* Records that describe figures

————

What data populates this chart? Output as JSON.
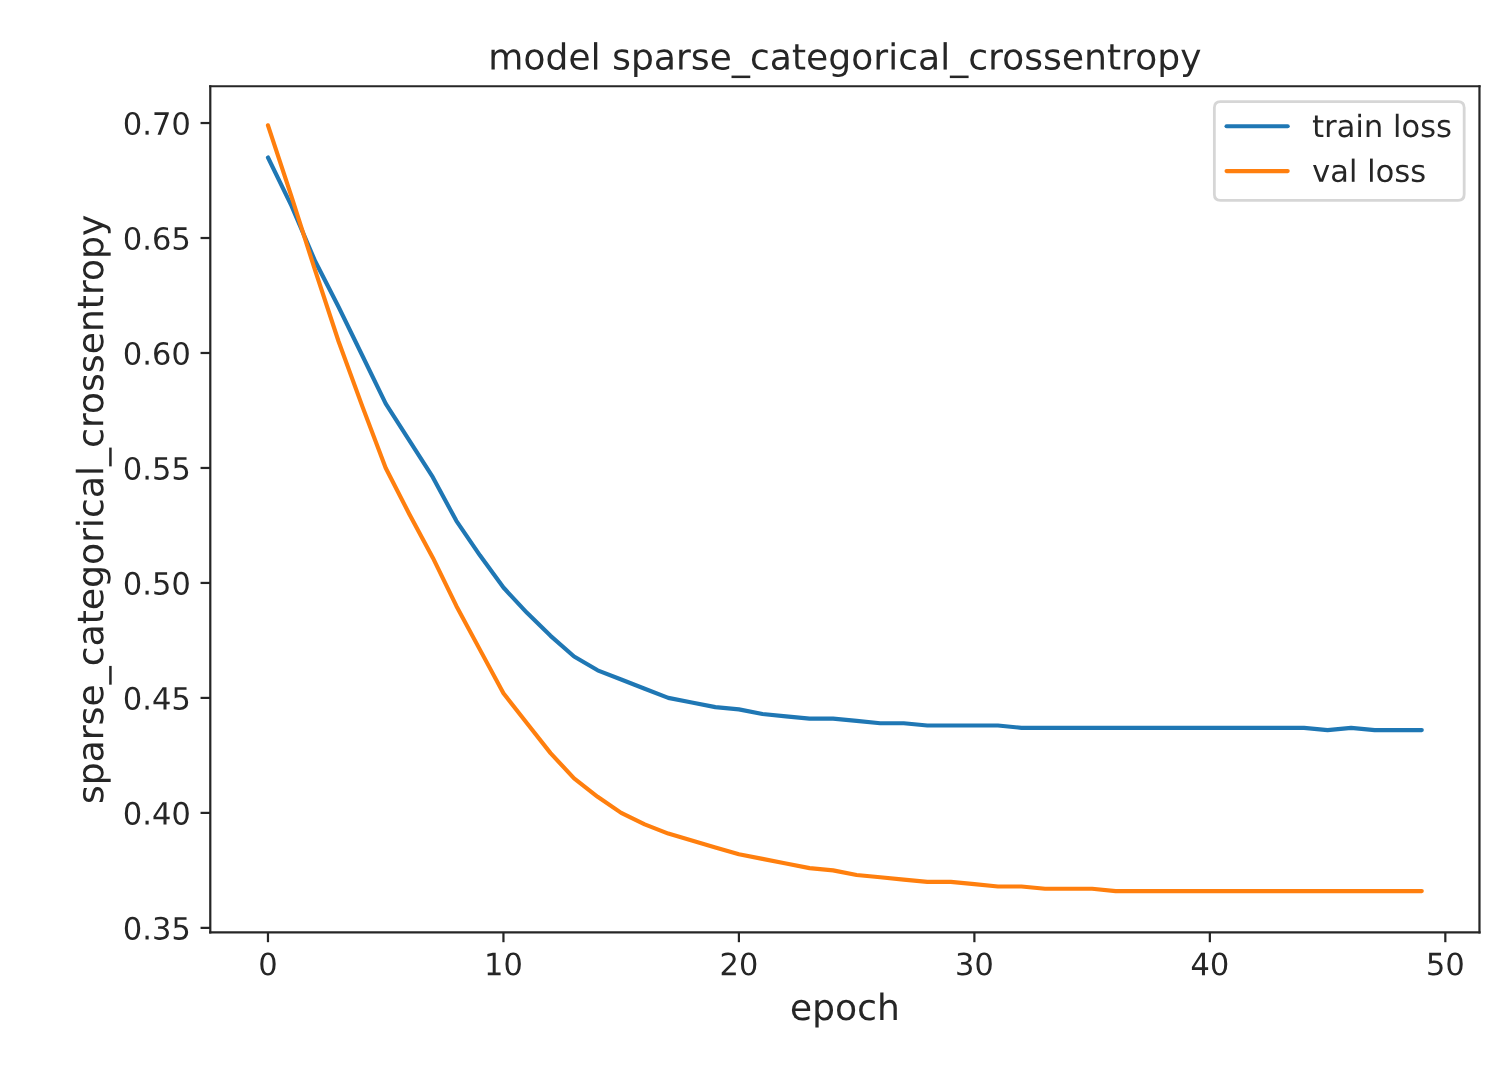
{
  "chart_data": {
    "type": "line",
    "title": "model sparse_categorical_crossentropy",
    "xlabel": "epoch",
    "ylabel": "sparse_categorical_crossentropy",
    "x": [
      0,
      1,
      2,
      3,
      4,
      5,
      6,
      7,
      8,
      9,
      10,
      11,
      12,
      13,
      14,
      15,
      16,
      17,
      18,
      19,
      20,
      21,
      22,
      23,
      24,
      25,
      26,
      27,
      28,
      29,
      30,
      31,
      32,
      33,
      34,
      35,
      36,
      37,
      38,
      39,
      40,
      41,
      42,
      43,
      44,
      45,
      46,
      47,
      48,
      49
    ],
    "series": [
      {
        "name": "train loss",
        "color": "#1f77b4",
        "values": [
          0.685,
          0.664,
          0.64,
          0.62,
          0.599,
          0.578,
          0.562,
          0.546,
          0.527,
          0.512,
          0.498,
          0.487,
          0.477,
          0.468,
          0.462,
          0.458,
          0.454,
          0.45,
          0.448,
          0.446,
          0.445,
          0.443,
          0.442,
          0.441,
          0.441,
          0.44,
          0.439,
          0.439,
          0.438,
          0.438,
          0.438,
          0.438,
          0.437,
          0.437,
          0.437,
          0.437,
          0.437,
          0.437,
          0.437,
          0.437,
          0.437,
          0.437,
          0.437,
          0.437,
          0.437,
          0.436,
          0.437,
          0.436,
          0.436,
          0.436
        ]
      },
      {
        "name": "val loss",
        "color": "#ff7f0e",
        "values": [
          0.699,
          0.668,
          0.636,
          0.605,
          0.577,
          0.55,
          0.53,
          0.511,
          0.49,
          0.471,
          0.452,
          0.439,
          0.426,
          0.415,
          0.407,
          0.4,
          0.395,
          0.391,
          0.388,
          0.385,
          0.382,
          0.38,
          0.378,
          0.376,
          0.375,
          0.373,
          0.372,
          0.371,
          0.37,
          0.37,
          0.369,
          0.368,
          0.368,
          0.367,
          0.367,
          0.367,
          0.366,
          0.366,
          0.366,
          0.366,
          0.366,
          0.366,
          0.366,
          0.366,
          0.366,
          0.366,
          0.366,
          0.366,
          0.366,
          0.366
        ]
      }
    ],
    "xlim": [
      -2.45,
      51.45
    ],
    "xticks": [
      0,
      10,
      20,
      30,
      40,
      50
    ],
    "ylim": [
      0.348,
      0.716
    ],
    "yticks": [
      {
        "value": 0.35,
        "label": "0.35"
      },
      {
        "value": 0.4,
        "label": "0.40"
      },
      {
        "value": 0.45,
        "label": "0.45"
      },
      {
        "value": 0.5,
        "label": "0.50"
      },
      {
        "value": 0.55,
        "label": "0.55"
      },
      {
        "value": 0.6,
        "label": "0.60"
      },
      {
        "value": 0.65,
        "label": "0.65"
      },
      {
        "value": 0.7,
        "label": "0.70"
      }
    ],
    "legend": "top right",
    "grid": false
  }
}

————

* Instructions to follow
Omit every picture, then reproduce the rest of the listing exactly.

* Response to this exercise
What data populates this chart? Output as JSON.
{
  "chart_data": {
    "type": "line",
    "title": "model sparse_categorical_crossentropy",
    "xlabel": "epoch",
    "ylabel": "sparse_categorical_crossentropy",
    "x": [
      0,
      1,
      2,
      3,
      4,
      5,
      6,
      7,
      8,
      9,
      10,
      11,
      12,
      13,
      14,
      15,
      16,
      17,
      18,
      19,
      20,
      21,
      22,
      23,
      24,
      25,
      26,
      27,
      28,
      29,
      30,
      31,
      32,
      33,
      34,
      35,
      36,
      37,
      38,
      39,
      40,
      41,
      42,
      43,
      44,
      45,
      46,
      47,
      48,
      49
    ],
    "series": [
      {
        "name": "train loss",
        "color": "#1f77b4",
        "values": [
          0.685,
          0.664,
          0.64,
          0.62,
          0.599,
          0.578,
          0.562,
          0.546,
          0.527,
          0.512,
          0.498,
          0.487,
          0.477,
          0.468,
          0.462,
          0.458,
          0.454,
          0.45,
          0.448,
          0.446,
          0.445,
          0.443,
          0.442,
          0.441,
          0.441,
          0.44,
          0.439,
          0.439,
          0.438,
          0.438,
          0.438,
          0.438,
          0.437,
          0.437,
          0.437,
          0.437,
          0.437,
          0.437,
          0.437,
          0.437,
          0.437,
          0.437,
          0.437,
          0.437,
          0.437,
          0.436,
          0.437,
          0.436,
          0.436,
          0.436
        ]
      },
      {
        "name": "val loss",
        "color": "#ff7f0e",
        "values": [
          0.699,
          0.668,
          0.636,
          0.605,
          0.577,
          0.55,
          0.53,
          0.511,
          0.49,
          0.471,
          0.452,
          0.439,
          0.426,
          0.415,
          0.407,
          0.4,
          0.395,
          0.391,
          0.388,
          0.385,
          0.382,
          0.38,
          0.378,
          0.376,
          0.375,
          0.373,
          0.372,
          0.371,
          0.37,
          0.37,
          0.369,
          0.368,
          0.368,
          0.367,
          0.367,
          0.367,
          0.366,
          0.366,
          0.366,
          0.366,
          0.366,
          0.366,
          0.366,
          0.366,
          0.366,
          0.366,
          0.366,
          0.366,
          0.366,
          0.366
        ]
      }
    ],
    "xlim": [
      -2.45,
      51.45
    ],
    "xticks": [
      0,
      10,
      20,
      30,
      40,
      50
    ],
    "ylim": [
      0.348,
      0.716
    ],
    "yticks": [
      {
        "value": 0.35,
        "label": "0.35"
      },
      {
        "value": 0.4,
        "label": "0.40"
      },
      {
        "value": 0.45,
        "label": "0.45"
      },
      {
        "value": 0.5,
        "label": "0.50"
      },
      {
        "value": 0.55,
        "label": "0.55"
      },
      {
        "value": 0.6,
        "label": "0.60"
      },
      {
        "value": 0.65,
        "label": "0.65"
      },
      {
        "value": 0.7,
        "label": "0.70"
      }
    ],
    "legend": "top right",
    "grid": false
  }
}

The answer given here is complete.